Give only the number of lines in the data that contain the word "Napsal".

■ ■ ■ ■ ■ ■ ■

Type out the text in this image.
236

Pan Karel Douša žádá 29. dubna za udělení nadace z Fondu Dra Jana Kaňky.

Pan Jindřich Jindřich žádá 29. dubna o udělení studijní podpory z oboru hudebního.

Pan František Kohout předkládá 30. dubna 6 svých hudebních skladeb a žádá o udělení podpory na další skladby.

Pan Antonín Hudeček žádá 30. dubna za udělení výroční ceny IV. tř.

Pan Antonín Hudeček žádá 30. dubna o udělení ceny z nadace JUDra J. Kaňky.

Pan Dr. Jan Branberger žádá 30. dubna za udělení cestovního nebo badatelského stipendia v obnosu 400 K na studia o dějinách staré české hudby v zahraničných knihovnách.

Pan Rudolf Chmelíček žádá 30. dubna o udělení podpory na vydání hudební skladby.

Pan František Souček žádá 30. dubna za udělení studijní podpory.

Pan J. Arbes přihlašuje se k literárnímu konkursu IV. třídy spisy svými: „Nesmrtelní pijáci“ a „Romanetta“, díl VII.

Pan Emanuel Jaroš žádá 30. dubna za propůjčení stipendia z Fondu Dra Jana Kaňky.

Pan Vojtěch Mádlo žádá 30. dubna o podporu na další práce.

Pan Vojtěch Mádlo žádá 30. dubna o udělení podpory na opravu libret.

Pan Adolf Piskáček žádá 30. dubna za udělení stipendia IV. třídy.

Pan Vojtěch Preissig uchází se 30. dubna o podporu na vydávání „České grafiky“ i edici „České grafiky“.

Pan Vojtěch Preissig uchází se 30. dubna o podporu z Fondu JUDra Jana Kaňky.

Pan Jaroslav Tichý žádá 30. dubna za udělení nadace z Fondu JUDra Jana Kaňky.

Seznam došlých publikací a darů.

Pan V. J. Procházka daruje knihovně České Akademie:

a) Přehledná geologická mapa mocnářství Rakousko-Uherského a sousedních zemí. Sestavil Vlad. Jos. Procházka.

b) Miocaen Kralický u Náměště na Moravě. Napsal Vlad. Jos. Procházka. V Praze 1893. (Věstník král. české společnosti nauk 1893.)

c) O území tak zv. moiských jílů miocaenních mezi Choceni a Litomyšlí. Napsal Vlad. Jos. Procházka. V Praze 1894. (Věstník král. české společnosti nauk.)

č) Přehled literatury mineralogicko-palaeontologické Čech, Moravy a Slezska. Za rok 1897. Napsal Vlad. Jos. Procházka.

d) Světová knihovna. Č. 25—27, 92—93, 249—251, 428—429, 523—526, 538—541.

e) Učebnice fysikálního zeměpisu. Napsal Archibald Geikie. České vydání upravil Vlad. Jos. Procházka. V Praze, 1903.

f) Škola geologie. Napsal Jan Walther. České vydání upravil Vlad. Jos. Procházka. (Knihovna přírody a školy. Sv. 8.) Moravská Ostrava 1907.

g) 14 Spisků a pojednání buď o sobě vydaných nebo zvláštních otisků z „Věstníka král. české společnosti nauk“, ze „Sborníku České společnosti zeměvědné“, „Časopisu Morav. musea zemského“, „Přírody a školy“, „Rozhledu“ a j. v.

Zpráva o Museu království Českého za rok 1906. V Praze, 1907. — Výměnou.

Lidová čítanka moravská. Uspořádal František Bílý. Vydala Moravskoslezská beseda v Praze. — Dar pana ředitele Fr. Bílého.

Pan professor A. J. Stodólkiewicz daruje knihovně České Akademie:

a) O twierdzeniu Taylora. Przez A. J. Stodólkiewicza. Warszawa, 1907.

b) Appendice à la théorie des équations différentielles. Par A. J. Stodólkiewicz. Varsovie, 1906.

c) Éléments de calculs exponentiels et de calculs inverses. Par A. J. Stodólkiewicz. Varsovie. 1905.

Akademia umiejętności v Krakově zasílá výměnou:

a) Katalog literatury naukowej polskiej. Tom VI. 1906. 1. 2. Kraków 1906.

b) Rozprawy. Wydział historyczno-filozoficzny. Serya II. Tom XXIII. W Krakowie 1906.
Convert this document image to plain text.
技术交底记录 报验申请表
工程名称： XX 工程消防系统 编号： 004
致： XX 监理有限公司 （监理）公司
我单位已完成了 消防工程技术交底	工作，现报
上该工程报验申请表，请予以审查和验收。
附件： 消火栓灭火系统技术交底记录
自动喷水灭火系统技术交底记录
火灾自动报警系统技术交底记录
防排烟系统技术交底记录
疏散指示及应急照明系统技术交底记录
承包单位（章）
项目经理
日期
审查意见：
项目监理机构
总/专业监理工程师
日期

■ ■ ■ ■ ■ ■ ■

=== The output ===
5